── Input data

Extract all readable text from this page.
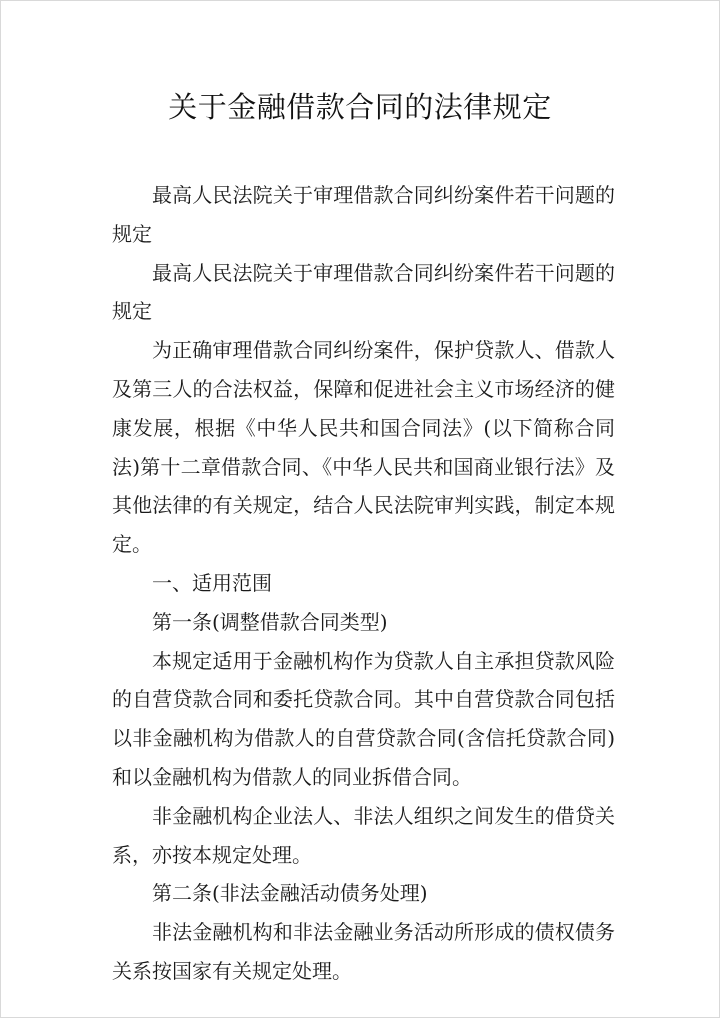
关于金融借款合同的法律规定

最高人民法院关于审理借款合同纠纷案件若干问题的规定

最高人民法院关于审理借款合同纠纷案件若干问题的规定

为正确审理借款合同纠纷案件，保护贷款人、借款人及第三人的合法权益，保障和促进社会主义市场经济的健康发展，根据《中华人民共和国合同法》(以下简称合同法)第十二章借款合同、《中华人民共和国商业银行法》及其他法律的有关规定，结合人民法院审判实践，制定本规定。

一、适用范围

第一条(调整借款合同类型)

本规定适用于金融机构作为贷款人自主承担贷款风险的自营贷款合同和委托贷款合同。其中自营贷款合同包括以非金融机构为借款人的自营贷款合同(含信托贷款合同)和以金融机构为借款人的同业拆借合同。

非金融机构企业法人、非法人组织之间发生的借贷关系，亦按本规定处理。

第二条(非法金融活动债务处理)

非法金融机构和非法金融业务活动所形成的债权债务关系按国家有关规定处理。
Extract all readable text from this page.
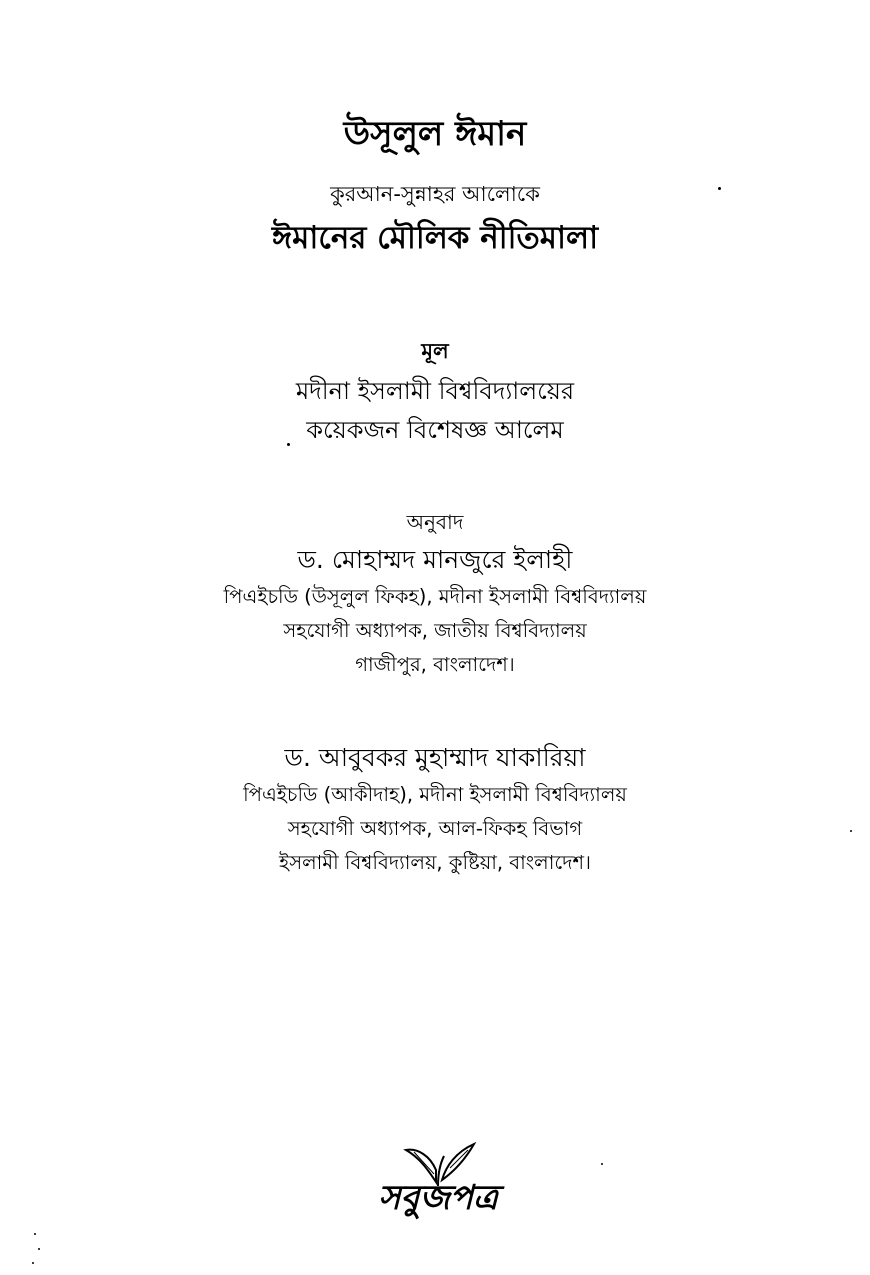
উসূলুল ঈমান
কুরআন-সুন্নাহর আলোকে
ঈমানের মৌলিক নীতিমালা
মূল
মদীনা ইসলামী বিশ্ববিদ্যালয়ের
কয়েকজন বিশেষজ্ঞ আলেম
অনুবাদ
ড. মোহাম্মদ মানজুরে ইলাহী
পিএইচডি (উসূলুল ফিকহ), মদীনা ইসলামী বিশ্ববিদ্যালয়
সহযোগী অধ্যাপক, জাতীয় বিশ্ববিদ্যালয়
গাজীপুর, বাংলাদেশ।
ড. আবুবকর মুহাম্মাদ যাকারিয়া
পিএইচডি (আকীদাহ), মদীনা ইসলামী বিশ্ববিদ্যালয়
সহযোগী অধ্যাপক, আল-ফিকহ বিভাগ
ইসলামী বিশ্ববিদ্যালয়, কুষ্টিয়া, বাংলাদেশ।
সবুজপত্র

────
── Input data

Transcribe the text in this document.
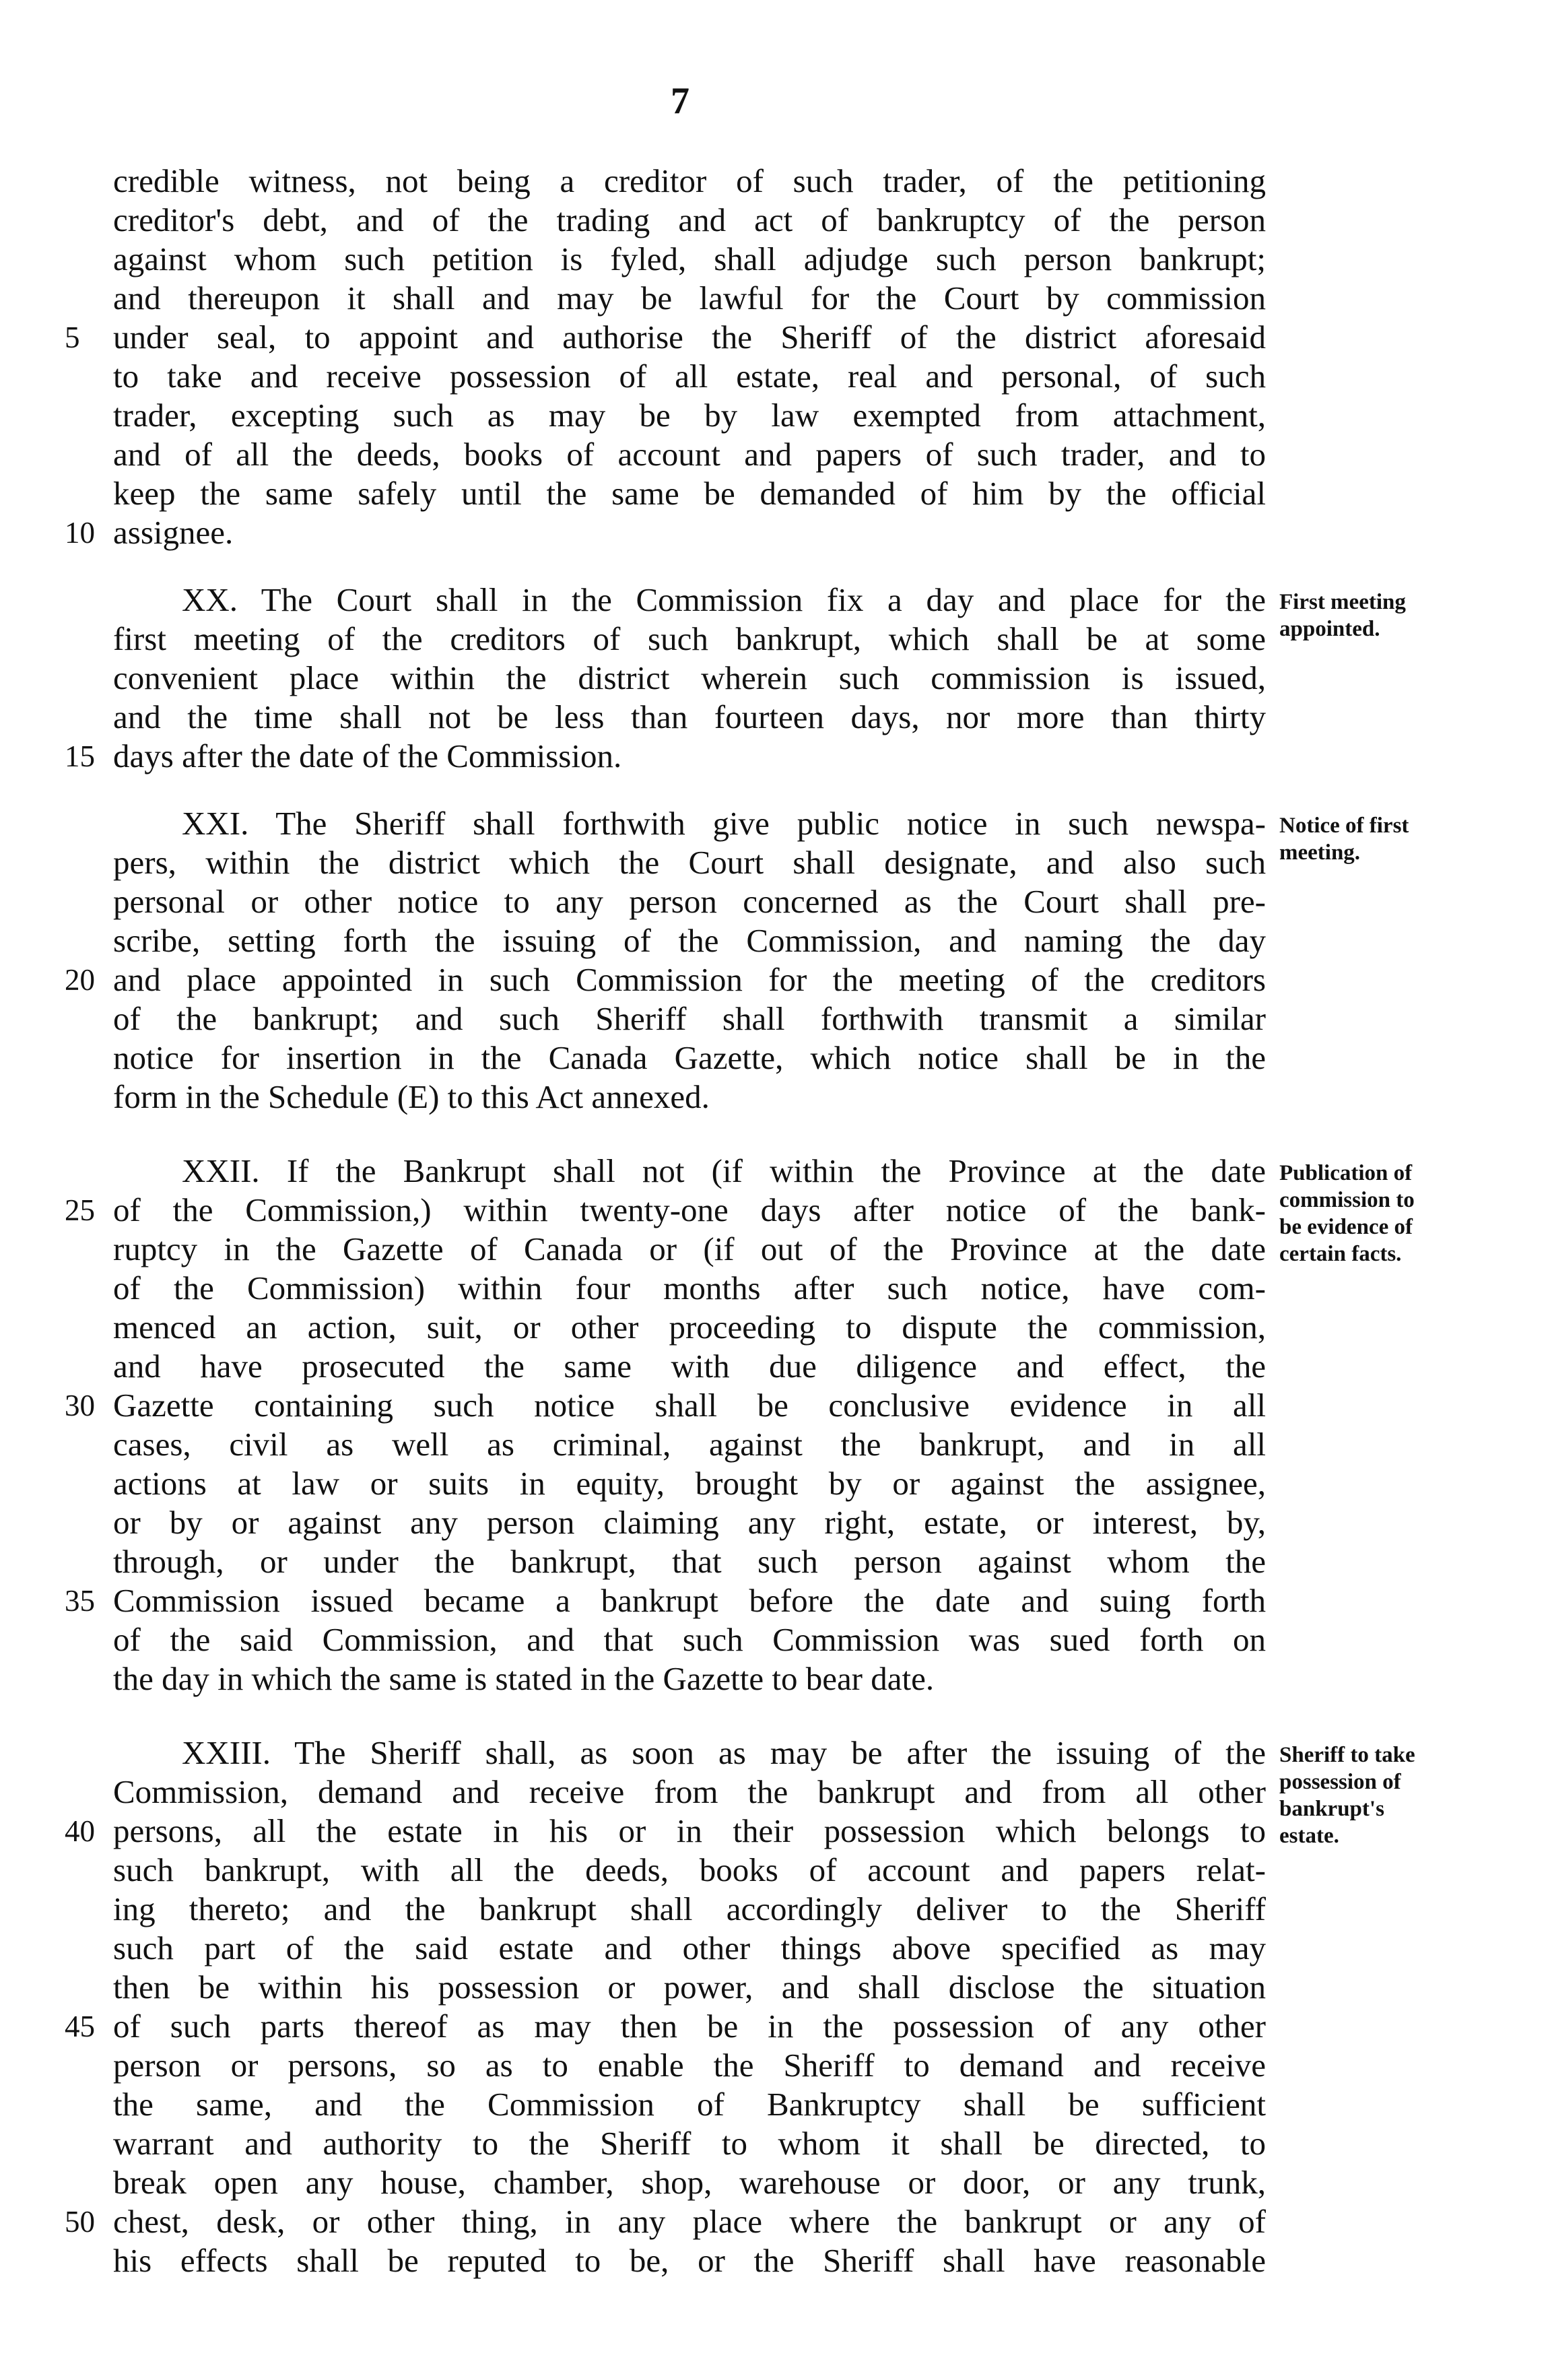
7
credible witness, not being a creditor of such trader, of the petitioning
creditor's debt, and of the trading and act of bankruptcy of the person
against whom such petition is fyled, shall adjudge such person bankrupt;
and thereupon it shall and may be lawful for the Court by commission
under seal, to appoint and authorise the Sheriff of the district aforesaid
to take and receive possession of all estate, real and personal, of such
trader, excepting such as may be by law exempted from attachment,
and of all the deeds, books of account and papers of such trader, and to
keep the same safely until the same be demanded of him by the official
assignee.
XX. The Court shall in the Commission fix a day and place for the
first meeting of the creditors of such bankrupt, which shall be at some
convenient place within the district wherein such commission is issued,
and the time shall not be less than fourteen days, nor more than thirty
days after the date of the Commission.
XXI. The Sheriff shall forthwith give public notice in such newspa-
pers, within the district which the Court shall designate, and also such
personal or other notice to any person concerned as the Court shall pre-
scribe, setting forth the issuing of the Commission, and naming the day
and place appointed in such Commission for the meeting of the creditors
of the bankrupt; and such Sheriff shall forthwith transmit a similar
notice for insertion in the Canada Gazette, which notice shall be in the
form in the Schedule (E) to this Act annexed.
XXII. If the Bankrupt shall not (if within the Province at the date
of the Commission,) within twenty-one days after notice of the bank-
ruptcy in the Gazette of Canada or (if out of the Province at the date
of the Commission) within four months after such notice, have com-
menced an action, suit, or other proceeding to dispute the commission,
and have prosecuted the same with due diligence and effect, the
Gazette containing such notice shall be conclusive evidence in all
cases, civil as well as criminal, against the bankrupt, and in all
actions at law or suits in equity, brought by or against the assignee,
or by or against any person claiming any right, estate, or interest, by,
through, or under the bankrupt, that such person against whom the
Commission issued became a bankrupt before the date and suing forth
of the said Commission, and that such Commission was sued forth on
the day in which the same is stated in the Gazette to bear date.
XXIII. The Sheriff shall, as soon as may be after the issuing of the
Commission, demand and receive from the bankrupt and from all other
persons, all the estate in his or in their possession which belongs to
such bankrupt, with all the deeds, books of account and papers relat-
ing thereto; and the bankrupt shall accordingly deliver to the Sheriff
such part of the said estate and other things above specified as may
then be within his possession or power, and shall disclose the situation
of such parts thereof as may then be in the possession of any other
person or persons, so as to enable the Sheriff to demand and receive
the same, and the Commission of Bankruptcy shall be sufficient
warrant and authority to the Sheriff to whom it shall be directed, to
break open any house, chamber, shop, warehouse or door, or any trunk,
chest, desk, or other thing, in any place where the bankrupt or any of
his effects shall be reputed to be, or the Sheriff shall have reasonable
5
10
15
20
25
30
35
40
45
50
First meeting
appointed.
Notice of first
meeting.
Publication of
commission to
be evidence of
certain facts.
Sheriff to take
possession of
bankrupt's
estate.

────

In the listing, find all lines with the string "place" and copy them.

▶ _Response below_:
XX. The Court shall in the Commission fix a day and place for the
convenient place within the district wherein such commission is issued,
and place appointed in such Commission for the meeting of the creditors
chest, desk, or other thing, in any place where the bankrupt or any of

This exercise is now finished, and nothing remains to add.